** Stated task **
Convert the listing below into a JSON array of strings, one string per line, leaving out any blank lines.

** Stored rows **
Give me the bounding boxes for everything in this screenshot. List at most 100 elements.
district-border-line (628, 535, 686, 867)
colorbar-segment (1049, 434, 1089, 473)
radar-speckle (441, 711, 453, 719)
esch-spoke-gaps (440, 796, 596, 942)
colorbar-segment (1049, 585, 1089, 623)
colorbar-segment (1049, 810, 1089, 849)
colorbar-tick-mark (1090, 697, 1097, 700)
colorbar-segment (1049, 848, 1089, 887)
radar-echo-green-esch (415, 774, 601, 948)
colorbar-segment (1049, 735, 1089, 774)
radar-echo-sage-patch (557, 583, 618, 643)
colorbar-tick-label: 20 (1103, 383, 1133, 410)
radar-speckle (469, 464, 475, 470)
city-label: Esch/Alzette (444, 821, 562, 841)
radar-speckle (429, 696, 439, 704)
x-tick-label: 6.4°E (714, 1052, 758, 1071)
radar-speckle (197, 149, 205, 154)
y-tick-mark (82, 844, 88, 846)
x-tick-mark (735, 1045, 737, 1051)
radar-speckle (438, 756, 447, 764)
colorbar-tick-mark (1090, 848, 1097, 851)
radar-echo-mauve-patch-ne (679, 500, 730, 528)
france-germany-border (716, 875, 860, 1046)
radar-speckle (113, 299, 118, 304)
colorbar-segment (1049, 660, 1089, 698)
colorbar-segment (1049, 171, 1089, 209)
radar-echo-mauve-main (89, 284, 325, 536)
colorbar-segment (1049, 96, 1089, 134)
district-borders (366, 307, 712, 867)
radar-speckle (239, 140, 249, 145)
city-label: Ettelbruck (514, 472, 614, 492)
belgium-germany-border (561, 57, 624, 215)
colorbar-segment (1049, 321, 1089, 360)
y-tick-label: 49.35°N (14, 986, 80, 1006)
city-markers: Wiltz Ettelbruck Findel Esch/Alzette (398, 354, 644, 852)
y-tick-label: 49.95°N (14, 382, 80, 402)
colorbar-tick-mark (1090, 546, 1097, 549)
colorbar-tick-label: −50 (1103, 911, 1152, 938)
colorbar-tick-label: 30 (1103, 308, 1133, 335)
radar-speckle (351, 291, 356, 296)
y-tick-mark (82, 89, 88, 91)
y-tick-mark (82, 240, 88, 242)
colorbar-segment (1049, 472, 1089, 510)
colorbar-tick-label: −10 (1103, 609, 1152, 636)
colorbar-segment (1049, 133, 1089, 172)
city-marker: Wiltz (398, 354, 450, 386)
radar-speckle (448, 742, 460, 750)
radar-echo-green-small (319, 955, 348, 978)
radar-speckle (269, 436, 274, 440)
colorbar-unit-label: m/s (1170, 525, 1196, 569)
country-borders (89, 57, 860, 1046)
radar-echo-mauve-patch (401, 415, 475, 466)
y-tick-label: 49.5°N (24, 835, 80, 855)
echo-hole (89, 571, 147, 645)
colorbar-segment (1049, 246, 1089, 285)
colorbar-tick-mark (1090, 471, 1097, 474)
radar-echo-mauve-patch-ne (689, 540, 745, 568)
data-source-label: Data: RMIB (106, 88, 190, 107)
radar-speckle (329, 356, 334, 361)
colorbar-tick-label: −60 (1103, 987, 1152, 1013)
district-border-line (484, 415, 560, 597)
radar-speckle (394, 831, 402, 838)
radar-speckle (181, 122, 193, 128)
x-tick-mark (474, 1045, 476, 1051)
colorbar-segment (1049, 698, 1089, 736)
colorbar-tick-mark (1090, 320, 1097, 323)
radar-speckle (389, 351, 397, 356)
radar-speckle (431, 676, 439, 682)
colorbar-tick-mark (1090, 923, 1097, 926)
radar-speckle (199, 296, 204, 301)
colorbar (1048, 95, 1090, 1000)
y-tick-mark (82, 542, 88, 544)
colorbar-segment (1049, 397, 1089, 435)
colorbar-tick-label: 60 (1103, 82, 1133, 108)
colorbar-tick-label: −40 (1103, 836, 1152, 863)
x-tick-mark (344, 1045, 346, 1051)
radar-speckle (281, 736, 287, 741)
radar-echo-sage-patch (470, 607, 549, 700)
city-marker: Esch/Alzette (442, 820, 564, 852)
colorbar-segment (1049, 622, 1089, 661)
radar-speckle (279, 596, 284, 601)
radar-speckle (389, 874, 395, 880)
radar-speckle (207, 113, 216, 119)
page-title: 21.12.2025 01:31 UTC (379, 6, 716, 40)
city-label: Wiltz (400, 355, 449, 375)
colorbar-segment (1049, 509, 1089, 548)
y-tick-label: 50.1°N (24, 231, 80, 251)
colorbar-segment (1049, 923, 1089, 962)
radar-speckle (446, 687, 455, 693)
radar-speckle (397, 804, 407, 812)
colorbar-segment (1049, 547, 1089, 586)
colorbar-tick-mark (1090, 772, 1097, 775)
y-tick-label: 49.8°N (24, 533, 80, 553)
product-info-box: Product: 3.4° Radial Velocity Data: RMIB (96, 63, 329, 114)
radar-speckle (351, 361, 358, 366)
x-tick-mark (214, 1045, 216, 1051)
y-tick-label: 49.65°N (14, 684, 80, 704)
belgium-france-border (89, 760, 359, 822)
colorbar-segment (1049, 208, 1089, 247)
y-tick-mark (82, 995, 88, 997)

** Exercise response **
[
  "Give me the bounding boxes for everything in this screenshot. List at most 100 elements.",
  "district-border-line (628, 535, 686, 867)",
  "colorbar-segment (1049, 434, 1089, 473)",
  "radar-speckle (441, 711, 453, 719)",
  "esch-spoke-gaps (440, 796, 596, 942)",
  "colorbar-segment (1049, 585, 1089, 623)",
  "colorbar-segment (1049, 810, 1089, 849)",
  "colorbar-tick-mark (1090, 697, 1097, 700)",
  "colorbar-segment (1049, 848, 1089, 887)",
  "radar-echo-green-esch (415, 774, 601, 948)",
  "colorbar-segment (1049, 735, 1089, 774)",
  "radar-echo-sage-patch (557, 583, 618, 643)",
  "colorbar-tick-label: 20 (1103, 383, 1133, 410)",
  "radar-speckle (469, 464, 475, 470)",
  "city-label: Esch/Alzette (444, 821, 562, 841)",
  "radar-speckle (429, 696, 439, 704)",
  "x-tick-label: 6.4°E (714, 1052, 758, 1071)",
  "radar-speckle (197, 149, 205, 154)",
  "y-tick-mark (82, 844, 88, 846)",
  "x-tick-mark (735, 1045, 737, 1051)",
  "radar-speckle (438, 756, 447, 764)",
  "colorbar-tick-mark (1090, 848, 1097, 851)",
  "radar-echo-mauve-patch-ne (679, 500, 730, 528)",
  "france-germany-border (716, 875, 860, 1046)",
  "radar-speckle (113, 299, 118, 304)",
  "colorbar-segment (1049, 660, 1089, 698)",
  "colorbar-segment (1049, 171, 1089, 209)",
  "radar-echo-mauve-main (89, 284, 325, 536)",
  "colorbar-segment (1049, 96, 1089, 134)",
  "district-borders (366, 307, 712, 867)",
  "radar-speckle (239, 140, 249, 145)",
  "city-label: Ettelbruck (514, 472, 614, 492)",
  "belgium-germany-border (561, 57, 624, 215)",
  "colorbar-segment (1049, 321, 1089, 360)",
  "y-tick-label: 49.35°N (14, 986, 80, 1006)",
  "city-markers: Wiltz Ettelbruck Findel Esch/Alzette (398, 354, 644, 852)",
  "y-tick-label: 49.95°N (14, 382, 80, 402)",
  "colorbar-tick-mark (1090, 546, 1097, 549)",
  "colorbar-tick-label: −50 (1103, 911, 1152, 938)",
  "colorbar-tick-label: 30 (1103, 308, 1133, 335)",
  "radar-speckle (351, 291, 356, 296)",
  "y-tick-mark (82, 89, 88, 91)",
  "y-tick-mark (82, 240, 88, 242)",
  "colorbar-segment (1049, 472, 1089, 510)",
  "colorbar-tick-label: −10 (1103, 609, 1152, 636)",
  "colorbar-segment (1049, 133, 1089, 172)",
  "city-marker: Wiltz (398, 354, 450, 386)",
  "radar-speckle (448, 742, 460, 750)",
  "radar-echo-green-small (319, 955, 348, 978)",
  "radar-speckle (269, 436, 274, 440)",
  "colorbar-unit-label: m/s (1170, 525, 1196, 569)",
  "country-borders (89, 57, 860, 1046)",
  "radar-echo-mauve-patch (401, 415, 475, 466)",
  "y-tick-label: 49.5°N (24, 835, 80, 855)",
  "echo-hole (89, 571, 147, 645)",
  "colorbar-segment (1049, 246, 1089, 285)",
  "colorbar-tick-mark (1090, 471, 1097, 474)",
  "radar-echo-mauve-patch-ne (689, 540, 745, 568)",
  "data-source-label: Data: RMIB (106, 88, 190, 107)",
  "radar-speckle (329, 356, 334, 361)",
  "colorbar-tick-label: −60 (1103, 987, 1152, 1013)",
  "district-border-line (484, 415, 560, 597)",
  "radar-speckle (394, 831, 402, 838)",
  "radar-speckle (181, 122, 193, 128)",
  "x-tick-mark (474, 1045, 476, 1051)",
  "colorbar-segment (1049, 698, 1089, 736)",
  "colorbar-tick-mark (1090, 320, 1097, 323)",
  "radar-speckle (389, 351, 397, 356)",
  "radar-speckle (431, 676, 439, 682)",
  "colorbar-tick-mark (1090, 923, 1097, 926)",
  "radar-speckle (199, 296, 204, 301)",
  "colorbar (1048, 95, 1090, 1000)",
  "y-tick-mark (82, 542, 88, 544)",
  "colorbar-segment (1049, 397, 1089, 435)",
  "colorbar-tick-label: 60 (1103, 82, 1133, 108)",
  "colorbar-tick-label: −40 (1103, 836, 1152, 863)",
  "x-tick-mark (344, 1045, 346, 1051)",
  "radar-speckle (281, 736, 287, 741)",
  "radar-echo-sage-patch (470, 607, 549, 700)",
  "city-marker: Esch/Alzette (442, 820, 564, 852)",
  "colorbar-segment (1049, 622, 1089, 661)",
  "radar-speckle (279, 596, 284, 601)",
  "radar-speckle (389, 874, 395, 880)",
  "radar-speckle (207, 113, 216, 119)",
  "page-title: 21.12.2025 01:31 UTC (379, 6, 716, 40)",
  "city-label: Wiltz (400, 355, 449, 375)",
  "colorbar-segment (1049, 509, 1089, 548)",
  "y-tick-label: 50.1°N (24, 231, 80, 251)",
  "colorbar-segment (1049, 923, 1089, 962)",
  "radar-speckle (446, 687, 455, 693)",
  "radar-speckle (397, 804, 407, 812)",
  "colorbar-segment (1049, 547, 1089, 586)",
  "colorbar-tick-mark (1090, 772, 1097, 775)",
  "y-tick-label: 49.8°N (24, 533, 80, 553)",
  "product-info-box: Product: 3.4° Radial Velocity Data: RMIB (96, 63, 329, 114)",
  "radar-speckle (351, 361, 358, 366)",
  "x-tick-mark (214, 1045, 216, 1051)",
  "y-tick-label: 49.65°N (14, 684, 80, 704)",
  "belgium-france-border (89, 760, 359, 822)",
  "colorbar-segment (1049, 208, 1089, 247)",
  "y-tick-mark (82, 995, 88, 997)"
]